# PROBLEM REQUIREMENTS
Return every line of the listing below verbatim, leaving out the pictures.

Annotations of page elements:
╭──
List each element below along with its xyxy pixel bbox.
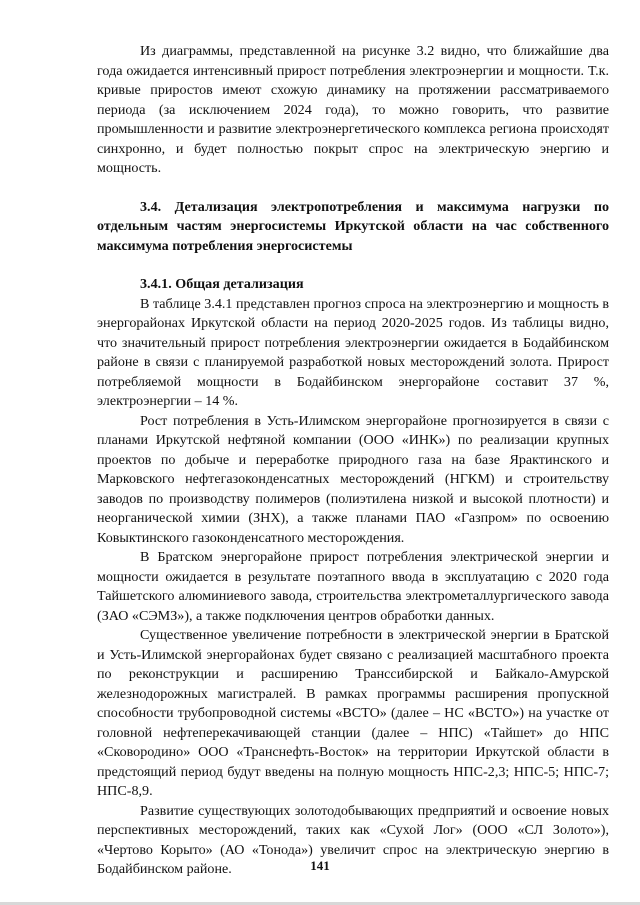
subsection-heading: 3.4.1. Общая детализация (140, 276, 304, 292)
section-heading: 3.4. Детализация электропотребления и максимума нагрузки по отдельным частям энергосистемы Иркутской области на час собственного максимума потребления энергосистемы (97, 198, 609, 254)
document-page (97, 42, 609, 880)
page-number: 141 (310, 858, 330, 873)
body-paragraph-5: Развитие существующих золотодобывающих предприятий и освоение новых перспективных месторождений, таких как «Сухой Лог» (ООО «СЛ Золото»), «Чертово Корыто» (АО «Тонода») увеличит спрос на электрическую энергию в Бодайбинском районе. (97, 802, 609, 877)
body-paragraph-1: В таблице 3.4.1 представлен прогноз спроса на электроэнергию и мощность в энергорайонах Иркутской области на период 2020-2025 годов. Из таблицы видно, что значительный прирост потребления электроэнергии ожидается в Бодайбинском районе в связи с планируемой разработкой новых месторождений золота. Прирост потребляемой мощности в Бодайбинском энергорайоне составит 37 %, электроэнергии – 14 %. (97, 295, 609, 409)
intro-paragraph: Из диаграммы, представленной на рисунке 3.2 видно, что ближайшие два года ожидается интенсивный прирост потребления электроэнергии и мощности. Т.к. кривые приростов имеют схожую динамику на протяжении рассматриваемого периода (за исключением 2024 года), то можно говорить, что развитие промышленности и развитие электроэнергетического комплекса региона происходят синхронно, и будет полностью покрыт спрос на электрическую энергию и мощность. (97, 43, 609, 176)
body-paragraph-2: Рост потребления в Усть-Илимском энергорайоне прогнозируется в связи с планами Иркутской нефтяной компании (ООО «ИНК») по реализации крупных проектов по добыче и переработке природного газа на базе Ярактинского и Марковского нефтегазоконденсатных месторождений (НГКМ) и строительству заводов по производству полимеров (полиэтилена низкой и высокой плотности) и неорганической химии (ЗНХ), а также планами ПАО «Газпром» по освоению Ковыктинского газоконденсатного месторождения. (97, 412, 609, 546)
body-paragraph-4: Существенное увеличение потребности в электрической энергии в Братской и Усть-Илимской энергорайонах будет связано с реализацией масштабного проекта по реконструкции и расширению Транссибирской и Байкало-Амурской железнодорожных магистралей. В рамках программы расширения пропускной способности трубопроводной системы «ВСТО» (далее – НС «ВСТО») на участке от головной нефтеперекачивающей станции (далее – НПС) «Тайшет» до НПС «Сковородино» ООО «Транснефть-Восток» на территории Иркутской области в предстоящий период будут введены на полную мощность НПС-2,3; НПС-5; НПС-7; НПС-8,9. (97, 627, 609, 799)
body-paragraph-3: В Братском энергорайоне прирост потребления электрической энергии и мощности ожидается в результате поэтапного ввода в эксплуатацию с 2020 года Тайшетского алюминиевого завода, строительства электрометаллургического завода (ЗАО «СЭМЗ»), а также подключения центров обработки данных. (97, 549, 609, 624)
╰──
# CORRECT OUTPUT
List each element below along with its xyxy pixel bbox.
subsection-heading: 3.4.1. Общая детализация (140, 276, 304, 292)
section-heading: 3.4. Детализация электропотребления и максимума нагрузки по отдельным частям энергосистемы Иркутской области на час собственного максимума потребления энергосистемы (97, 198, 609, 254)
document-page (97, 42, 609, 880)
page-number: 141 (310, 858, 330, 873)
body-paragraph-5: Развитие существующих золотодобывающих предприятий и освоение новых перспективных месторождений, таких как «Сухой Лог» (ООО «СЛ Золото»), «Чертово Корыто» (АО «Тонода») увеличит спрос на электрическую энергию в Бодайбинском районе. (97, 802, 609, 877)
body-paragraph-1: В таблице 3.4.1 представлен прогноз спроса на электроэнергию и мощность в энергорайонах Иркутской области на период 2020-2025 годов. Из таблицы видно, что значительный прирост потребления электроэнергии ожидается в Бодайбинском районе в связи с планируемой разработкой новых месторождений золота. Прирост потребляемой мощности в Бодайбинском энергорайоне составит 37 %, электроэнергии – 14 %. (97, 295, 609, 409)
intro-paragraph: Из диаграммы, представленной на рисунке 3.2 видно, что ближайшие два года ожидается интенсивный прирост потребления электроэнергии и мощности. Т.к. кривые приростов имеют схожую динамику на протяжении рассматриваемого периода (за исключением 2024 года), то можно говорить, что развитие промышленности и развитие электроэнергетического комплекса региона происходят синхронно, и будет полностью покрыт спрос на электрическую энергию и мощность. (97, 43, 609, 176)
body-paragraph-2: Рост потребления в Усть-Илимском энергорайоне прогнозируется в связи с планами Иркутской нефтяной компании (ООО «ИНК») по реализации крупных проектов по добыче и переработке природного газа на базе Ярактинского и Марковского нефтегазоконденсатных месторождений (НГКМ) и строительству заводов по производству полимеров (полиэтилена низкой и высокой плотности) и неорганической химии (ЗНХ), а также планами ПАО «Газпром» по освоению Ковыктинского газоконденсатного месторождения. (97, 412, 609, 546)
body-paragraph-4: Существенное увеличение потребности в электрической энергии в Братской и Усть-Илимской энергорайонах будет связано с реализацией масштабного проекта по реконструкции и расширению Транссибирской и Байкало-Амурской железнодорожных магистралей. В рамках программы расширения пропускной способности трубопроводной системы «ВСТО» (далее – НС «ВСТО») на участке от головной нефтеперекачивающей станции (далее – НПС) «Тайшет» до НПС «Сковородино» ООО «Транснефть-Восток» на территории Иркутской области в предстоящий период будут введены на полную мощность НПС-2,3; НПС-5; НПС-7; НПС-8,9. (97, 627, 609, 799)
body-paragraph-3: В Братском энергорайоне прирост потребления электрической энергии и мощности ожидается в результате поэтапного ввода в эксплуатацию с 2020 года Тайшетского алюминиевого завода, строительства электрометаллургического завода (ЗАО «СЭМЗ»), а также подключения центров обработки данных. (97, 549, 609, 624)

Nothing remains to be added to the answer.